DATA FOR THIS TASK:

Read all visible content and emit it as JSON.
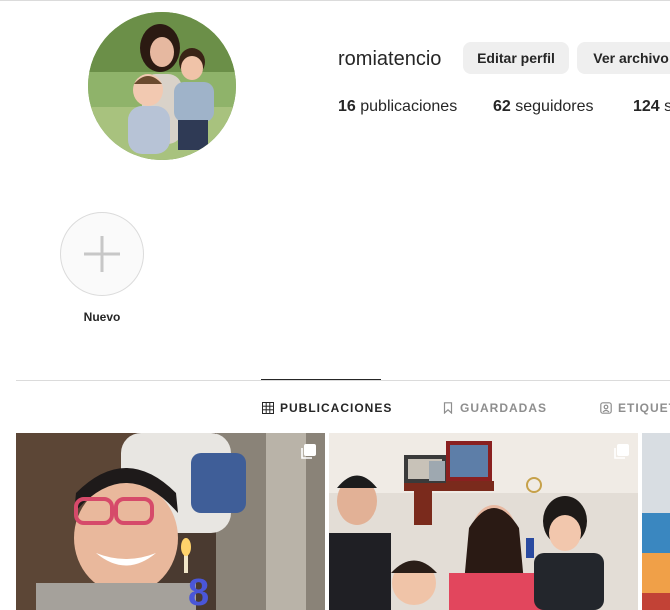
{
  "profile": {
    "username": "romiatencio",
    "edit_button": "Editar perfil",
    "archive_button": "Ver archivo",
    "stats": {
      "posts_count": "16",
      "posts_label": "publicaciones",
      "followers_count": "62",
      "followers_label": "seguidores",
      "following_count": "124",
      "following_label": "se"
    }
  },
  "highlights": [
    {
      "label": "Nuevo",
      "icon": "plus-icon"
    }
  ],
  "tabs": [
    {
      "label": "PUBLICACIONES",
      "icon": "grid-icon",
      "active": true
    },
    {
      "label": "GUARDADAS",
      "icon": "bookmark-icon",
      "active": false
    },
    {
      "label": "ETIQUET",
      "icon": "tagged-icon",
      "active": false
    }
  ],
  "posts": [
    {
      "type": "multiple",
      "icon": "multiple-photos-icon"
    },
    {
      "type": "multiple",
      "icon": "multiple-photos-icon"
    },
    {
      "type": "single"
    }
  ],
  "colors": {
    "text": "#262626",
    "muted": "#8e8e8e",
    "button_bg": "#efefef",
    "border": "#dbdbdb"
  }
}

...

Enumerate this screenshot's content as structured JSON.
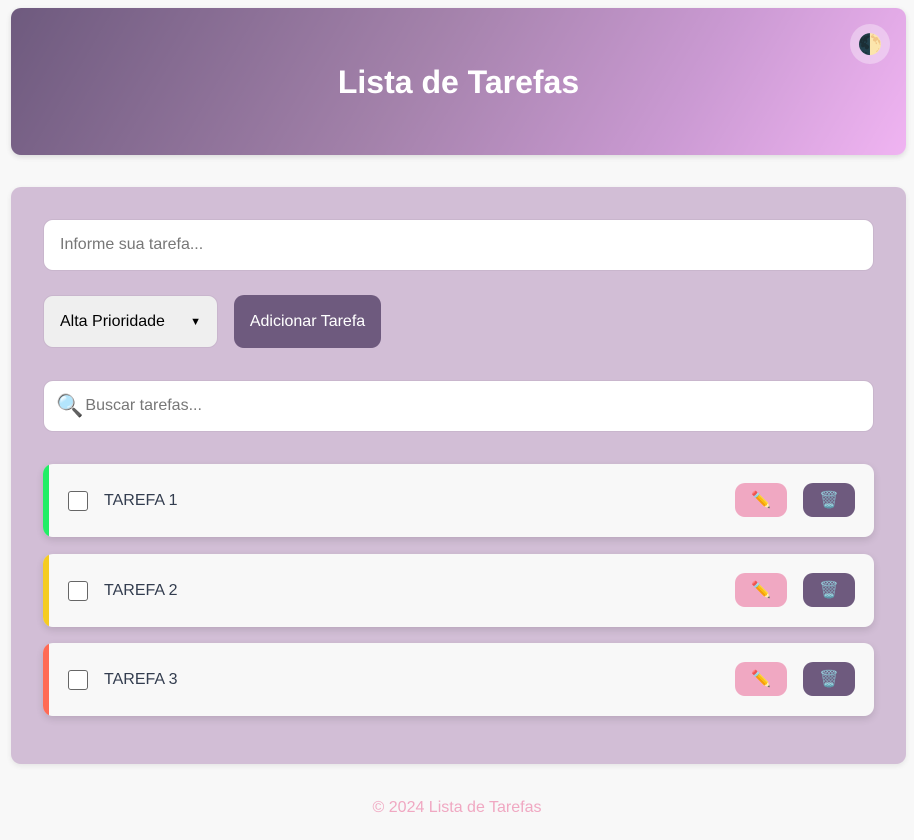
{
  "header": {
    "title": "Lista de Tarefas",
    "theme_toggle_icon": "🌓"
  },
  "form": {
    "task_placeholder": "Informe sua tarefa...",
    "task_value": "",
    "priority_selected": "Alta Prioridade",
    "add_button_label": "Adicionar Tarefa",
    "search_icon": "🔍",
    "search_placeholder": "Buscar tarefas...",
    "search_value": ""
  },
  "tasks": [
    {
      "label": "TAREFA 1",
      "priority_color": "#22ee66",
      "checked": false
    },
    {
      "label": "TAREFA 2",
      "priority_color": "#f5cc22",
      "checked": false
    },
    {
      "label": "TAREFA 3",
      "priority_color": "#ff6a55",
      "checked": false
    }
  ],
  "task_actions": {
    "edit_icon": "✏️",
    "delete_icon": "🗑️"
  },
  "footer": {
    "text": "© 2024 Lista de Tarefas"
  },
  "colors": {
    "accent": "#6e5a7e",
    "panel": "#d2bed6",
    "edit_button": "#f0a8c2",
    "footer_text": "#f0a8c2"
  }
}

==

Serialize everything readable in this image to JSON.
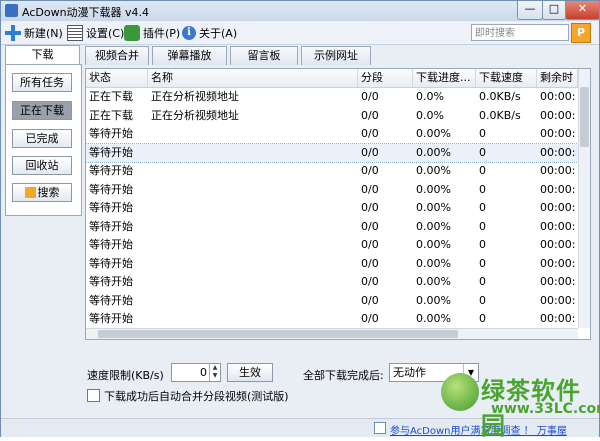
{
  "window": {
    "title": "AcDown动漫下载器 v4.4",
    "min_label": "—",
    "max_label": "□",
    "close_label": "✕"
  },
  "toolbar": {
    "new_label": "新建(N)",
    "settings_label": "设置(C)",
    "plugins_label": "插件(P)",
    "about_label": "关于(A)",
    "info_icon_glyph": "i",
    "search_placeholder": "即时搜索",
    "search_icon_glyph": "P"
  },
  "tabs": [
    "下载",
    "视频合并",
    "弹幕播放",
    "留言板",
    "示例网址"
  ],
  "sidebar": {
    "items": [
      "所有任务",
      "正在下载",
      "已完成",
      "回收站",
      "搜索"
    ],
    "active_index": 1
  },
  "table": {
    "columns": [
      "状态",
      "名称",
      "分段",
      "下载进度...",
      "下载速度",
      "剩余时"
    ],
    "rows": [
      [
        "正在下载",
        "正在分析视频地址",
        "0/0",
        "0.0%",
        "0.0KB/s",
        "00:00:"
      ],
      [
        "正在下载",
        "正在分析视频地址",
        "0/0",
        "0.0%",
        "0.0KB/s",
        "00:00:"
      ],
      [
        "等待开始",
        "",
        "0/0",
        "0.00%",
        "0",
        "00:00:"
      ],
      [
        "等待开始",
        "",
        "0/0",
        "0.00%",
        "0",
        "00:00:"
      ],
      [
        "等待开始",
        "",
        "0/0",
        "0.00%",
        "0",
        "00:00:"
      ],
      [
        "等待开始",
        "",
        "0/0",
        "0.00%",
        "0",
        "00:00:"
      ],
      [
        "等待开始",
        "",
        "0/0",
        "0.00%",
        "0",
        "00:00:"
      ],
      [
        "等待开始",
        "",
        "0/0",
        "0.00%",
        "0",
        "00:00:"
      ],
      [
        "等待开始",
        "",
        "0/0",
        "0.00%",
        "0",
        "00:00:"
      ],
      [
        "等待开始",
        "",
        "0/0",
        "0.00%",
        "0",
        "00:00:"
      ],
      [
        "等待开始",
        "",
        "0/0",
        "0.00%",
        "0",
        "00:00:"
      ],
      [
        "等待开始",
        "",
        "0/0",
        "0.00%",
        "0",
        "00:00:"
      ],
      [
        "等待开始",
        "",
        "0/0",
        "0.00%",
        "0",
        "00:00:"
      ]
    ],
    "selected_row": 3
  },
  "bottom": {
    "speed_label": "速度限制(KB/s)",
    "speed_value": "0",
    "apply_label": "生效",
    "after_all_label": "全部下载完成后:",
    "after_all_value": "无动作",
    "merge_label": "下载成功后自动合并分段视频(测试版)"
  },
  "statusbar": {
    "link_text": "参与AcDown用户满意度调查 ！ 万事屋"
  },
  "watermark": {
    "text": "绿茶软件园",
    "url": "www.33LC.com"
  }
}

TASK TO COMPLETE: Copy out every line from the material above in which the word "Lista" appears.

ANSWER:
    "title": "Lista de Tarefas",
    "text": "© 2024 Lista de Tarefas"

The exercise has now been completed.